• JOB
Using the records provided below, locate and copy each line that contains the word "them".

··· DATA SECTION ···

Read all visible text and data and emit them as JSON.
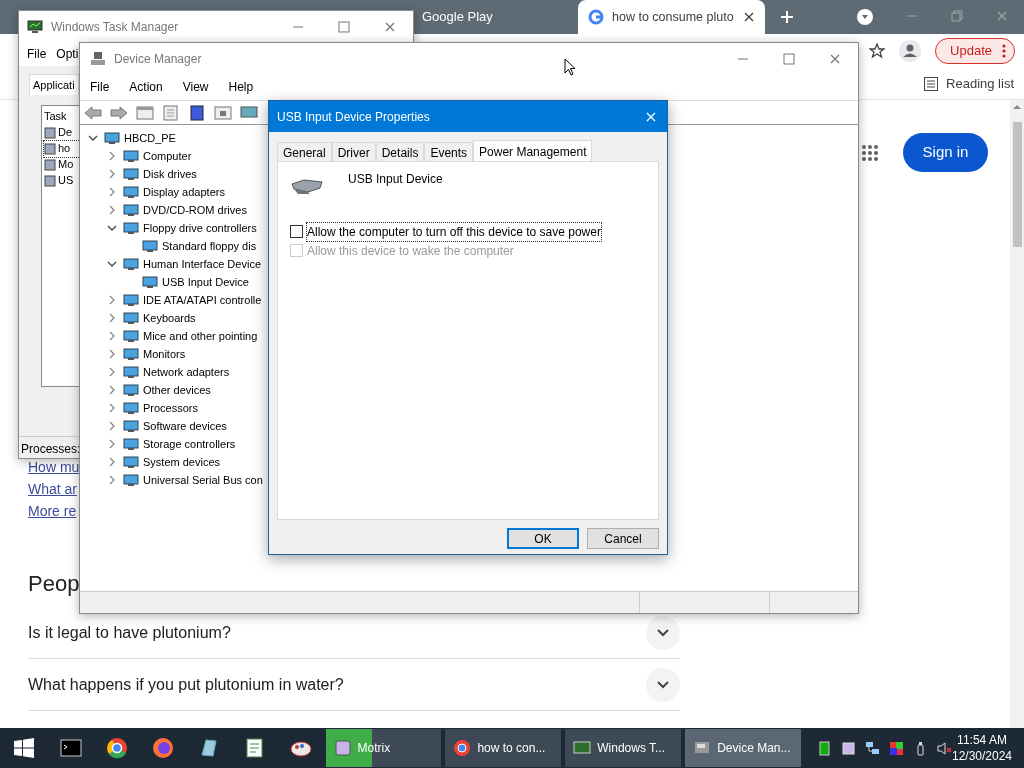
{
  "browser": {
    "tabs": [
      {
        "label": "Google Play",
        "selected": false
      },
      {
        "label": "how to consume pluto",
        "selected": true
      }
    ],
    "update_button": "Update",
    "reading_list": "Reading list",
    "sign_in": "Sign in",
    "links": [
      "How mu",
      "What ar",
      "More re"
    ],
    "heading": "Peop",
    "questions": [
      "Is it legal to have plutonium?",
      "What happens if you put plutonium in water?"
    ]
  },
  "task_manager": {
    "title": "Windows Task Manager",
    "menu": [
      "File",
      "Opti"
    ],
    "tab": "Applicati",
    "column": "Task",
    "rows": [
      {
        "label": "De",
        "selected": false
      },
      {
        "label": "ho",
        "selected": true
      },
      {
        "label": "Mo",
        "selected": false
      },
      {
        "label": "US",
        "selected": false
      }
    ],
    "status": "Processes:"
  },
  "device_manager": {
    "title": "Device Manager",
    "menu": [
      "File",
      "Action",
      "View",
      "Help"
    ],
    "tree": {
      "label": "HBCD_PE",
      "expanded": true,
      "children": [
        {
          "label": "Computer",
          "expanded": false
        },
        {
          "label": "Disk drives",
          "expanded": false
        },
        {
          "label": "Display adapters",
          "expanded": false
        },
        {
          "label": "DVD/CD-ROM drives",
          "expanded": false
        },
        {
          "label": "Floppy drive controllers",
          "expanded": true,
          "children": [
            {
              "label": "Standard floppy dis"
            }
          ]
        },
        {
          "label": "Human Interface Device",
          "expanded": true,
          "children": [
            {
              "label": "USB Input Device"
            }
          ]
        },
        {
          "label": "IDE ATA/ATAPI controlle",
          "expanded": false
        },
        {
          "label": "Keyboards",
          "expanded": false
        },
        {
          "label": "Mice and other pointing",
          "expanded": false
        },
        {
          "label": "Monitors",
          "expanded": false
        },
        {
          "label": "Network adapters",
          "expanded": false
        },
        {
          "label": "Other devices",
          "expanded": false
        },
        {
          "label": "Processors",
          "expanded": false
        },
        {
          "label": "Software devices",
          "expanded": false
        },
        {
          "label": "Storage controllers",
          "expanded": false
        },
        {
          "label": "System devices",
          "expanded": false
        },
        {
          "label": "Universal Serial Bus con",
          "expanded": false
        }
      ]
    }
  },
  "dialog": {
    "title": "USB Input Device Properties",
    "tabs": [
      {
        "label": "General",
        "selected": false
      },
      {
        "label": "Driver",
        "selected": false
      },
      {
        "label": "Details",
        "selected": false
      },
      {
        "label": "Events",
        "selected": false
      },
      {
        "label": "Power Management",
        "selected": true
      }
    ],
    "device_name": "USB Input Device",
    "options": [
      {
        "label": "Allow the computer to turn off this device to save power",
        "checked": false,
        "disabled": false
      },
      {
        "label": "Allow this device to wake the computer",
        "checked": false,
        "disabled": true
      }
    ],
    "buttons": [
      "OK",
      "Cancel"
    ]
  },
  "taskbar": {
    "buttons": [
      {
        "label": "Motrix",
        "selected": false,
        "level": 0.4
      },
      {
        "label": "how to con...",
        "selected": false
      },
      {
        "label": "Windows T...",
        "selected": false
      },
      {
        "label": "Device Man...",
        "selected": true
      }
    ],
    "time": "11:54 AM",
    "date": "12/30/2024"
  }
}
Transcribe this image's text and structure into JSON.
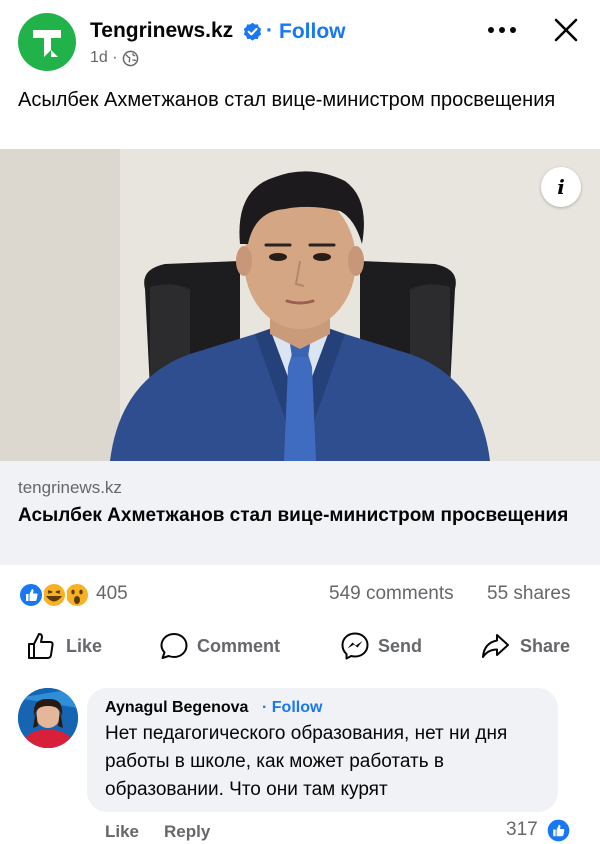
{
  "post": {
    "page_name": "Tengrinews.kz",
    "follow_label": "Follow",
    "separator": "·",
    "time": "1d ·",
    "text": "Асылбек Ахметжанов стал вице-министром просвещения",
    "icons": [
      "tengrinews-logo-icon",
      "verified-badge-icon",
      "globe-icon",
      "more-icon",
      "close-icon"
    ]
  },
  "link_preview": {
    "domain": "tengrinews.kz",
    "title": "Асылбек Ахметжанов стал вице-министром просвещения",
    "info_label": "i"
  },
  "stats": {
    "reaction_count": "405",
    "comments": "549 comments",
    "shares": "55 shares",
    "reaction_icons": [
      "like-reaction-icon",
      "haha-reaction-icon",
      "wow-reaction-icon"
    ]
  },
  "actions": {
    "like": "Like",
    "comment": "Comment",
    "send": "Send",
    "share": "Share"
  },
  "comment": {
    "author": "Aynagul  Begenova",
    "follow_label": "· Follow",
    "text": "Нет педагогического образования, нет ни дня работы в школе,  как может работать в образовании. Что они там курят",
    "like_label": "Like",
    "reply_label": "Reply",
    "like_count": "317"
  },
  "colors": {
    "brand_blue": "#1877f2",
    "logo_green": "#21b34a",
    "secondary_text": "#65676b",
    "bubble_bg": "#f0f2f5"
  }
}
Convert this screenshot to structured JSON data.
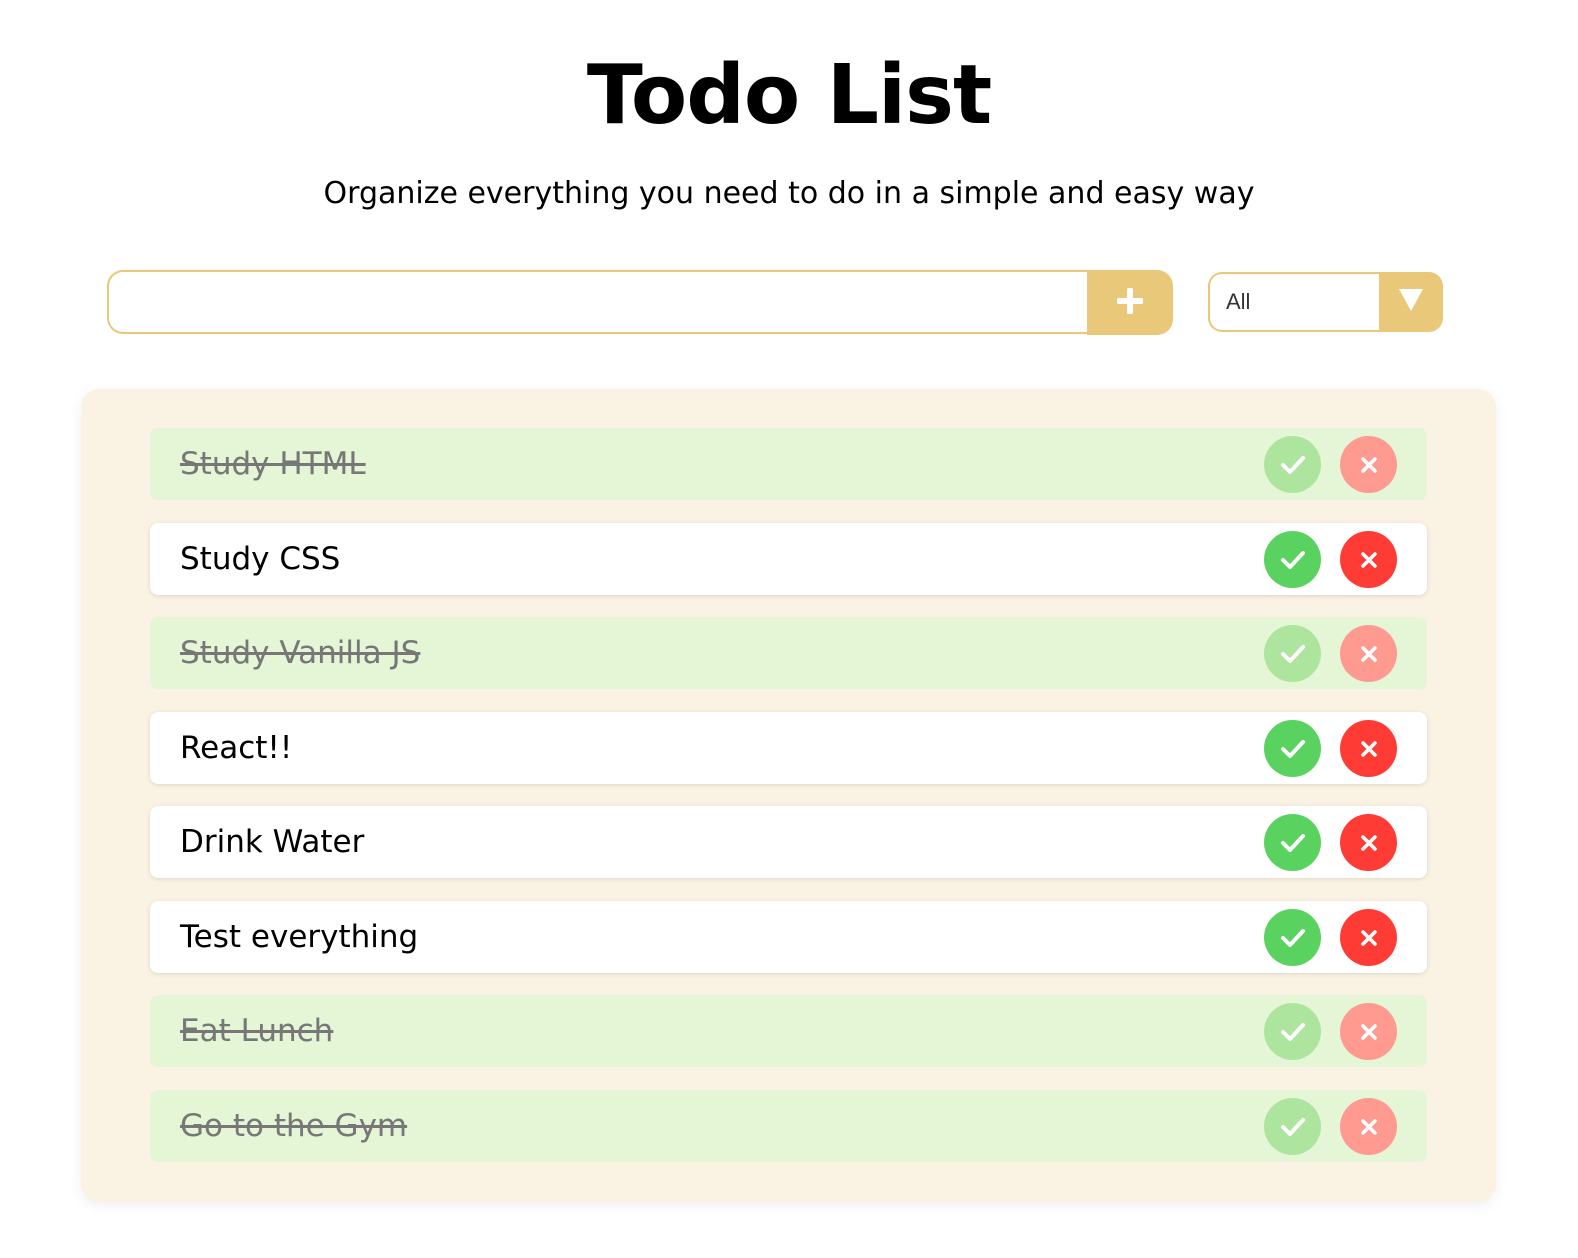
{
  "header": {
    "title": "Todo List",
    "subtitle": "Organize everything you need to do in a simple and easy way"
  },
  "add_form": {
    "input_value": "",
    "input_placeholder": "",
    "add_icon": "plus-icon"
  },
  "filter": {
    "selected": "All",
    "arrow_icon": "triangle-down-icon"
  },
  "todos": [
    {
      "text": "Study HTML",
      "completed": true
    },
    {
      "text": "Study CSS",
      "completed": false
    },
    {
      "text": "Study Vanilla JS",
      "completed": true
    },
    {
      "text": "React!!",
      "completed": false
    },
    {
      "text": "Drink Water",
      "completed": false
    },
    {
      "text": "Test everything",
      "completed": false
    },
    {
      "text": "Eat Lunch",
      "completed": true
    },
    {
      "text": "Go to the Gym",
      "completed": true
    }
  ],
  "item_icons": {
    "complete": "check-icon",
    "delete": "close-icon"
  },
  "colors": {
    "accent": "#e9c87a",
    "panel_background": "#faf2e2",
    "completed_row": "#e4f6d6",
    "check_green": "#5ad25f",
    "delete_red": "#ff3b35"
  }
}
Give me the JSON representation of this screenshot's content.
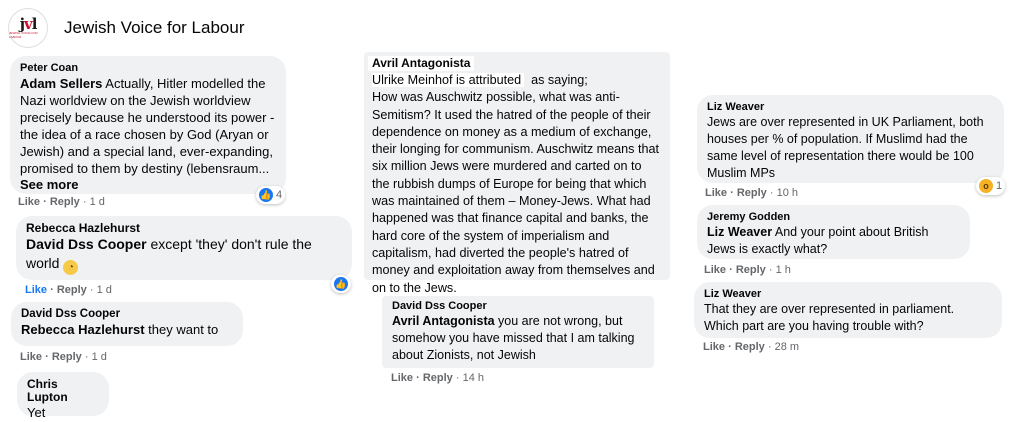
{
  "header": {
    "logo_text": "jvl",
    "logo_subtext": "JEWISH VOICE FOR LABOUR",
    "page_name": "Jewish Voice for Labour"
  },
  "actions": {
    "like": "Like",
    "reply": "Reply",
    "sep": "·"
  },
  "comments": [
    {
      "author": "Peter Coan",
      "mention": "Adam Sellers",
      "text": " Actually, Hitler modelled the Nazi worldview on the Jewish worldview precisely because he understood its power - the idea of a race chosen by God (Aryan or Jewish) and a special land, ever-expanding, promised to them by destiny (lebensraum...",
      "see_more": "See more",
      "time": "1 d",
      "reaction_count": "4"
    },
    {
      "author": "Rebecca Hazlehurst",
      "mention": "David Dss Cooper",
      "text": " except 'they' don't rule the world ",
      "emoji_name": "rolling-eyes-emoji",
      "time": "1 d"
    },
    {
      "author": "David Dss Cooper",
      "mention": "Rebecca Hazlehurst",
      "text": " they want to",
      "time": "1 d"
    },
    {
      "author": "Chris Lupton",
      "text": "Yet"
    },
    {
      "author": "Avril Antagonista",
      "text_a": "Ulrike Meinhof is attributed",
      "text_b": "as saying;",
      "text": "How was Auschwitz possible, what was anti-Semitism? It used the hatred of the people of their dependence on money as a medium of exchange, their longing for communism. Auschwitz means that six million Jews were murdered and carted on to the rubbish dumps of Europe for being that which was maintained of them – Money-Jews. What had happened was that finance capital and banks, the hard core of the system of imperialism and capitalism, had diverted the people's hatred of money and exploitation away from themselves and on to the Jews."
    },
    {
      "author": "David Dss Cooper",
      "mention": "Avril Antagonista",
      "text": " you are not wrong, but somehow you have missed that I am talking about Zionists, not Jewish",
      "time": "14 h"
    },
    {
      "author": "Liz Weaver",
      "text": "Jews are over represented in UK Parliament, both houses per % of population. If Muslimd had the same level of representation there would be 100 Muslim MPs",
      "time": "10 h",
      "reaction_count": "1"
    },
    {
      "author": "Jeremy Godden",
      "mention": "Liz Weaver",
      "text": " And your point about British Jews is exactly what?",
      "time": "1 h"
    },
    {
      "author": "Liz Weaver",
      "text": "That they are over represented in parliament. Which part are you having trouble with?",
      "time": "28 m"
    }
  ]
}
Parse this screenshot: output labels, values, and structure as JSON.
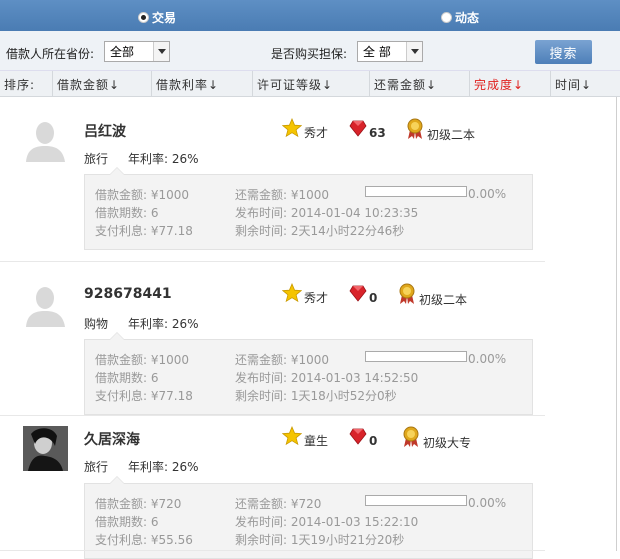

···

• WRITTEN SOLUTION
Read all visible text and data and emit them as JSON.
      "text": " Actually, Hitler modelled the Nazi worldview on the Jewish worldview precisely because he understood its power - the idea of a race chosen by God (Aryan or Jewish) and a special land, ever-expanding, promised to them by destiny (lebensraum...",
      "text": "How was Auschwitz possible, what was anti-Semitism? It used the hatred of the people of their dependence on money as a medium of exchange, their longing for communism. Auschwitz means that six million Jews were murdered and carted on to the rubbish dumps of Europe for being that which was maintained of them – Money-Jews. What had happened was that finance capital and banks, the hard core of the system of imperialism and capitalism, had diverted the people's hatred of money and exploitation away from themselves and on to the Jews."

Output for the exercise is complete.